**To do**
Each record below is to be copied word for word, with pictures removed.

**Available records**
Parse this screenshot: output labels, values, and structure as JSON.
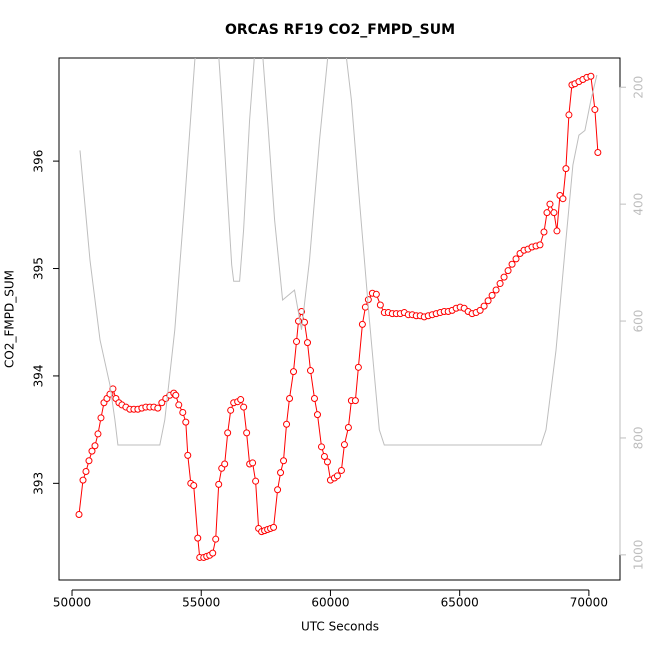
{
  "chart_data": {
    "type": "line",
    "title": "ORCAS RF19 CO2_FMPD_SUM",
    "x_label": "UTC Seconds",
    "y_label": "CO2_FMPD_SUM",
    "xlim": [
      49496,
      71204
    ],
    "xticks": [
      50000,
      55000,
      60000,
      65000,
      70000
    ],
    "ylim": [
      392.1,
      396.96
    ],
    "yticks": [
      393,
      394,
      395,
      396
    ],
    "y2lim": [
      1043,
      150
    ],
    "y2ticks": [
      200,
      400,
      600,
      800,
      1000
    ],
    "y2_color": "#bebebe",
    "series": [
      {
        "color": "#ff0000",
        "markers": true,
        "axis": "y",
        "x": [
          50270,
          50425,
          50540,
          50656,
          50772,
          50888,
          51004,
          51120,
          51236,
          51351,
          51467,
          51583,
          51699,
          51815,
          51931,
          52085,
          52239,
          52394,
          52548,
          52703,
          52857,
          53012,
          53166,
          53320,
          53475,
          53629,
          53784,
          53938,
          54015,
          54131,
          54286,
          54402,
          54479,
          54595,
          54710,
          54865,
          54942,
          55097,
          55212,
          55328,
          55444,
          55560,
          55676,
          55792,
          55907,
          56023,
          56139,
          56255,
          56409,
          56525,
          56641,
          56757,
          56873,
          56988,
          57104,
          57220,
          57336,
          57452,
          57568,
          57683,
          57799,
          57954,
          58069,
          58185,
          58301,
          58417,
          58571,
          58687,
          58764,
          58880,
          58996,
          59112,
          59228,
          59382,
          59498,
          59653,
          59768,
          59884,
          60000,
          60154,
          60270,
          60425,
          60541,
          60695,
          60811,
          60965,
          61081,
          61236,
          61351,
          61467,
          61622,
          61776,
          61931,
          62085,
          62239,
          62394,
          62548,
          62703,
          62857,
          63012,
          63166,
          63320,
          63475,
          63629,
          63784,
          63938,
          64093,
          64247,
          64402,
          64556,
          64710,
          64865,
          65019,
          65174,
          65328,
          65483,
          65637,
          65792,
          65946,
          66100,
          66255,
          66409,
          66564,
          66718,
          66873,
          67027,
          67181,
          67336,
          67490,
          67645,
          67799,
          67954,
          68108,
          68263,
          68378,
          68494,
          68649,
          68764,
          68880,
          68996,
          69112,
          69228,
          69344,
          69459,
          69614,
          69768,
          69923,
          70077,
          70232,
          70347
        ],
        "values": [
          392.71,
          393.03,
          393.11,
          393.21,
          393.3,
          393.35,
          393.46,
          393.61,
          393.75,
          393.79,
          393.83,
          393.88,
          393.79,
          393.75,
          393.73,
          393.71,
          393.69,
          393.69,
          393.69,
          393.7,
          393.71,
          393.71,
          393.71,
          393.7,
          393.75,
          393.79,
          393.82,
          393.84,
          393.82,
          393.73,
          393.66,
          393.57,
          393.26,
          393.0,
          392.98,
          392.49,
          392.31,
          392.31,
          392.32,
          392.33,
          392.35,
          392.48,
          392.99,
          393.14,
          393.18,
          393.47,
          393.68,
          393.75,
          393.76,
          393.78,
          393.71,
          393.47,
          393.18,
          393.19,
          393.02,
          392.58,
          392.55,
          392.56,
          392.57,
          392.58,
          392.59,
          392.94,
          393.1,
          393.21,
          393.55,
          393.79,
          394.04,
          394.32,
          394.51,
          394.6,
          394.5,
          394.31,
          394.05,
          393.79,
          393.64,
          393.34,
          393.25,
          393.2,
          393.03,
          393.05,
          393.07,
          393.12,
          393.36,
          393.52,
          393.77,
          393.77,
          394.08,
          394.48,
          394.64,
          394.71,
          394.77,
          394.76,
          394.66,
          394.59,
          394.59,
          394.58,
          394.58,
          394.58,
          394.59,
          394.57,
          394.57,
          394.56,
          394.56,
          394.55,
          394.56,
          394.57,
          394.58,
          394.59,
          394.6,
          394.6,
          394.61,
          394.63,
          394.64,
          394.63,
          394.6,
          394.58,
          394.59,
          394.61,
          394.65,
          394.7,
          394.75,
          394.8,
          394.86,
          394.92,
          394.98,
          395.04,
          395.09,
          395.14,
          395.17,
          395.18,
          395.2,
          395.21,
          395.22,
          395.34,
          395.52,
          395.6,
          395.52,
          395.35,
          395.68,
          395.65,
          395.93,
          396.43,
          396.71,
          396.72,
          396.74,
          396.76,
          396.78,
          396.79,
          396.48,
          396.08
        ]
      },
      {
        "color": "#bebebe",
        "markers": false,
        "axis": "y2",
        "x": [
          50309,
          50695,
          51081,
          51467,
          51660,
          51776,
          52046,
          53398,
          53591,
          53977,
          54363,
          54749,
          54942,
          55637,
          55792,
          56023,
          56178,
          56255,
          56486,
          56641,
          56873,
          57104,
          57336,
          57568,
          57838,
          58147,
          58610,
          58880,
          59189,
          59575,
          59961,
          60541,
          60811,
          61120,
          61506,
          61892,
          62085,
          68147,
          68340,
          68726,
          69112,
          69382,
          69614,
          69845,
          70077,
          70309
        ],
        "values": [
          308,
          496,
          632,
          709,
          769,
          812,
          812,
          812,
          769,
          615,
          393,
          154,
          103,
          120,
          222,
          393,
          504,
          532,
          532,
          444,
          256,
          120,
          120,
          256,
          427,
          564,
          547,
          615,
          496,
          291,
          120,
          120,
          222,
          393,
          598,
          786,
          812,
          812,
          786,
          650,
          462,
          333,
          282,
          274,
          222,
          179
        ]
      }
    ]
  }
}
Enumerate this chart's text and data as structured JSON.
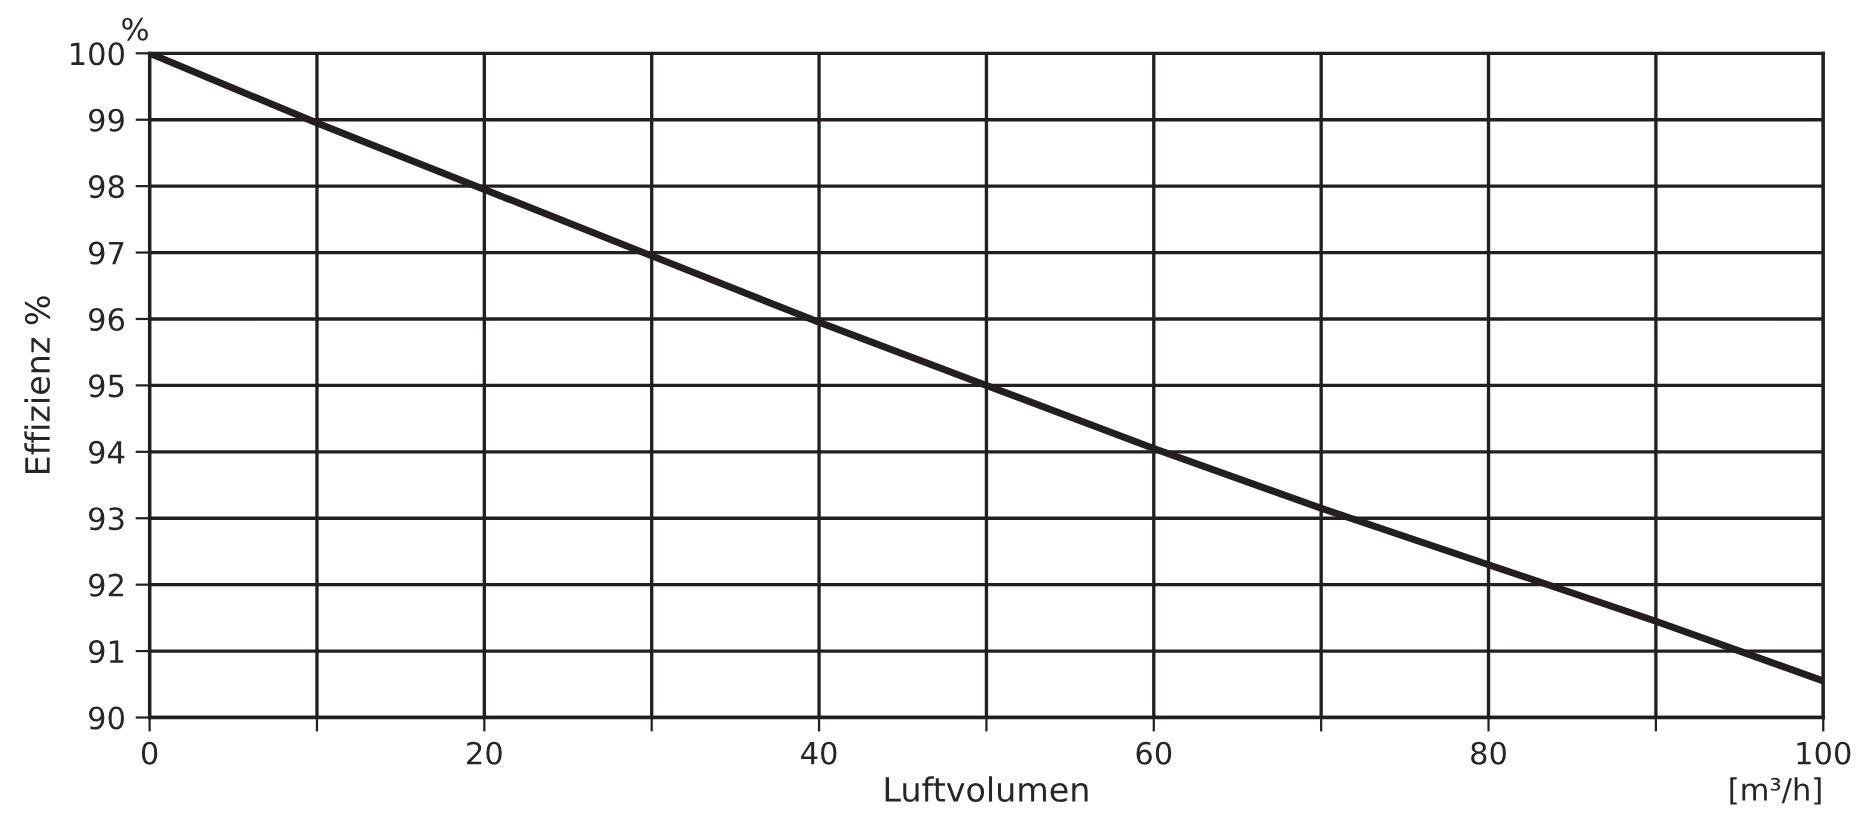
{
  "chart_data": {
    "type": "line",
    "xlabel": "Luftvolumen",
    "ylabel": "Effizienz %",
    "annotations": [
      "%",
      "[m³/h]"
    ],
    "x": [
      0,
      10,
      20,
      30,
      40,
      50,
      60,
      70,
      80,
      90,
      100
    ],
    "series": [
      {
        "color": "#231f20",
        "values": [
          100,
          98.95,
          97.95,
          96.95,
          95.95,
          95.0,
          94.05,
          93.15,
          92.3,
          91.45,
          90.55
        ]
      }
    ],
    "xlim": [
      0,
      100
    ],
    "ylim": [
      90,
      100
    ],
    "xticks": [
      0,
      {
        "value": 10,
        "label": null
      },
      20,
      {
        "value": 30,
        "label": null
      },
      40,
      {
        "value": 50,
        "label": null
      },
      60,
      {
        "value": 70,
        "label": null
      },
      80,
      {
        "value": 90,
        "label": null
      },
      100
    ],
    "yticks": [
      90,
      91,
      92,
      93,
      94,
      95,
      96,
      97,
      98,
      99,
      100
    ],
    "grid": true,
    "marker": "none",
    "line_style": "solid"
  }
}
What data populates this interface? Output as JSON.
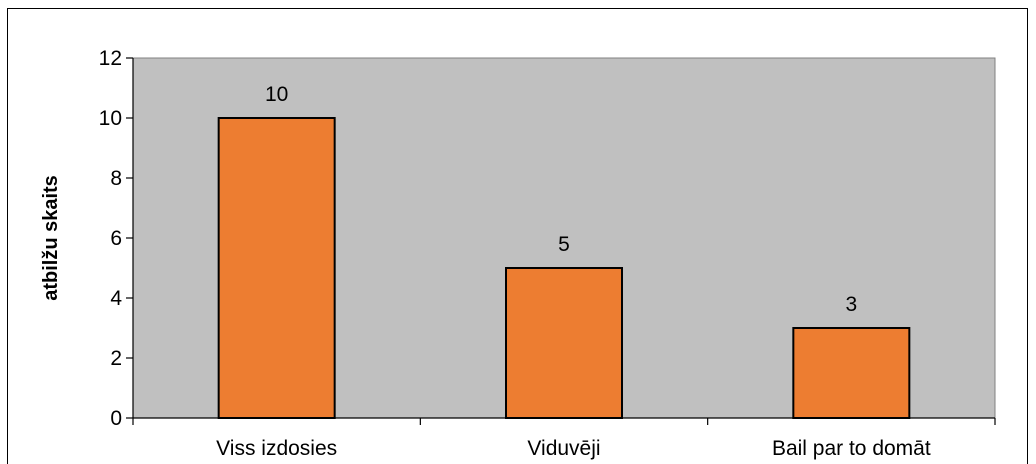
{
  "chart_data": {
    "type": "bar",
    "categories": [
      "Viss izdosies",
      "Viduvēji",
      "Bail par to domāt"
    ],
    "values": [
      10,
      5,
      3
    ],
    "data_labels": [
      "10",
      "5",
      "3"
    ],
    "title": "",
    "xlabel": "",
    "ylabel": "atbilžu skaits",
    "ylim": [
      0,
      12
    ],
    "yticks": [
      0,
      2,
      4,
      6,
      8,
      10,
      12
    ],
    "grid": false,
    "legend": "none",
    "colors": {
      "plot_background": "#c0c0c0",
      "bar_fill": "#ed7d31",
      "bar_stroke": "#000000"
    }
  }
}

**Finished task**
Parse this screenshot: output labels, values, and structure as JSON.
{
  "chart_data": {
    "type": "line",
    "title": "ORCAS RF19 CO2_FMPD_SUM",
    "x_label": "UTC Seconds",
    "y_label": "CO2_FMPD_SUM",
    "xlim": [
      49496,
      71204
    ],
    "xticks": [
      50000,
      55000,
      60000,
      65000,
      70000
    ],
    "ylim": [
      392.1,
      396.96
    ],
    "yticks": [
      393,
      394,
      395,
      396
    ],
    "y2lim": [
      1043,
      150
    ],
    "y2ticks": [
      200,
      400,
      600,
      800,
      1000
    ],
    "y2_color": "#bebebe",
    "series": [
      {
        "color": "#ff0000",
        "markers": true,
        "axis": "y",
        "x": [
          50270,
          50425,
          50540,
          50656,
          50772,
          50888,
          51004,
          51120,
          51236,
          51351,
          51467,
          51583,
          51699,
          51815,
          51931,
          52085,
          52239,
          52394,
          52548,
          52703,
          52857,
          53012,
          53166,
          53320,
          53475,
          53629,
          53784,
          53938,
          54015,
          54131,
          54286,
          54402,
          54479,
          54595,
          54710,
          54865,
          54942,
          55097,
          55212,
          55328,
          55444,
          55560,
          55676,
          55792,
          55907,
          56023,
          56139,
          56255,
          56409,
          56525,
          56641,
          56757,
          56873,
          56988,
          57104,
          57220,
          57336,
          57452,
          57568,
          57683,
          57799,
          57954,
          58069,
          58185,
          58301,
          58417,
          58571,
          58687,
          58764,
          58880,
          58996,
          59112,
          59228,
          59382,
          59498,
          59653,
          59768,
          59884,
          60000,
          60154,
          60270,
          60425,
          60541,
          60695,
          60811,
          60965,
          61081,
          61236,
          61351,
          61467,
          61622,
          61776,
          61931,
          62085,
          62239,
          62394,
          62548,
          62703,
          62857,
          63012,
          63166,
          63320,
          63475,
          63629,
          63784,
          63938,
          64093,
          64247,
          64402,
          64556,
          64710,
          64865,
          65019,
          65174,
          65328,
          65483,
          65637,
          65792,
          65946,
          66100,
          66255,
          66409,
          66564,
          66718,
          66873,
          67027,
          67181,
          67336,
          67490,
          67645,
          67799,
          67954,
          68108,
          68263,
          68378,
          68494,
          68649,
          68764,
          68880,
          68996,
          69112,
          69228,
          69344,
          69459,
          69614,
          69768,
          69923,
          70077,
          70232,
          70347
        ],
        "values": [
          392.71,
          393.03,
          393.11,
          393.21,
          393.3,
          393.35,
          393.46,
          393.61,
          393.75,
          393.79,
          393.83,
          393.88,
          393.79,
          393.75,
          393.73,
          393.71,
          393.69,
          393.69,
          393.69,
          393.7,
          393.71,
          393.71,
          393.71,
          393.7,
          393.75,
          393.79,
          393.82,
          393.84,
          393.82,
          393.73,
          393.66,
          393.57,
          393.26,
          393.0,
          392.98,
          392.49,
          392.31,
          392.31,
          392.32,
          392.33,
          392.35,
          392.48,
          392.99,
          393.14,
          393.18,
          393.47,
          393.68,
          393.75,
          393.76,
          393.78,
          393.71,
          393.47,
          393.18,
          393.19,
          393.02,
          392.58,
          392.55,
          392.56,
          392.57,
          392.58,
          392.59,
          392.94,
          393.1,
          393.21,
          393.55,
          393.79,
          394.04,
          394.32,
          394.51,
          394.6,
          394.5,
          394.31,
          394.05,
          393.79,
          393.64,
          393.34,
          393.25,
          393.2,
          393.03,
          393.05,
          393.07,
          393.12,
          393.36,
          393.52,
          393.77,
          393.77,
          394.08,
          394.48,
          394.64,
          394.71,
          394.77,
          394.76,
          394.66,
          394.59,
          394.59,
          394.58,
          394.58,
          394.58,
          394.59,
          394.57,
          394.57,
          394.56,
          394.56,
          394.55,
          394.56,
          394.57,
          394.58,
          394.59,
          394.6,
          394.6,
          394.61,
          394.63,
          394.64,
          394.63,
          394.6,
          394.58,
          394.59,
          394.61,
          394.65,
          394.7,
          394.75,
          394.8,
          394.86,
          394.92,
          394.98,
          395.04,
          395.09,
          395.14,
          395.17,
          395.18,
          395.2,
          395.21,
          395.22,
          395.34,
          395.52,
          395.6,
          395.52,
          395.35,
          395.68,
          395.65,
          395.93,
          396.43,
          396.71,
          396.72,
          396.74,
          396.76,
          396.78,
          396.79,
          396.48,
          396.08
        ]
      },
      {
        "color": "#bebebe",
        "markers": false,
        "axis": "y2",
        "x": [
          50309,
          50695,
          51081,
          51467,
          51660,
          51776,
          52046,
          53398,
          53591,
          53977,
          54363,
          54749,
          54942,
          55637,
          55792,
          56023,
          56178,
          56255,
          56486,
          56641,
          56873,
          57104,
          57336,
          57568,
          57838,
          58147,
          58610,
          58880,
          59189,
          59575,
          59961,
          60541,
          60811,
          61120,
          61506,
          61892,
          62085,
          68147,
          68340,
          68726,
          69112,
          69382,
          69614,
          69845,
          70077,
          70309
        ],
        "values": [
          308,
          496,
          632,
          709,
          769,
          812,
          812,
          812,
          769,
          615,
          393,
          154,
          103,
          120,
          222,
          393,
          504,
          532,
          532,
          444,
          256,
          120,
          120,
          256,
          427,
          564,
          547,
          615,
          496,
          291,
          120,
          120,
          222,
          393,
          598,
          786,
          812,
          812,
          786,
          650,
          462,
          333,
          282,
          274,
          222,
          179
        ]
      }
    ]
  }
}
Enumerate this chart's text and data as structured JSON.
{
  "chart_data": {
    "type": "line",
    "xlabel": "Luftvolumen",
    "ylabel": "Effizienz %",
    "annotations": [
      "%",
      "[m³/h]"
    ],
    "x": [
      0,
      10,
      20,
      30,
      40,
      50,
      60,
      70,
      80,
      90,
      100
    ],
    "series": [
      {
        "color": "#231f20",
        "values": [
          100,
          98.95,
          97.95,
          96.95,
          95.95,
          95.0,
          94.05,
          93.15,
          92.3,
          91.45,
          90.55
        ]
      }
    ],
    "xlim": [
      0,
      100
    ],
    "ylim": [
      90,
      100
    ],
    "xticks": [
      0,
      {
        "value": 10,
        "label": null
      },
      20,
      {
        "value": 30,
        "label": null
      },
      40,
      {
        "value": 50,
        "label": null
      },
      60,
      {
        "value": 70,
        "label": null
      },
      80,
      {
        "value": 90,
        "label": null
      },
      100
    ],
    "yticks": [
      90,
      91,
      92,
      93,
      94,
      95,
      96,
      97,
      98,
      99,
      100
    ],
    "grid": true,
    "marker": "none",
    "line_style": "solid"
  }
}
What data populates this interface? Output as JSON.
{
  "chart_data": {
    "type": "bar",
    "categories": [
      "Viss izdosies",
      "Viduvēji",
      "Bail par to domāt"
    ],
    "values": [
      10,
      5,
      3
    ],
    "data_labels": [
      "10",
      "5",
      "3"
    ],
    "title": "",
    "xlabel": "",
    "ylabel": "atbilžu skaits",
    "ylim": [
      0,
      12
    ],
    "yticks": [
      0,
      2,
      4,
      6,
      8,
      10,
      12
    ],
    "grid": false,
    "legend": "none",
    "colors": {
      "plot_background": "#c0c0c0",
      "bar_fill": "#ed7d31",
      "bar_stroke": "#000000"
    }
  }
}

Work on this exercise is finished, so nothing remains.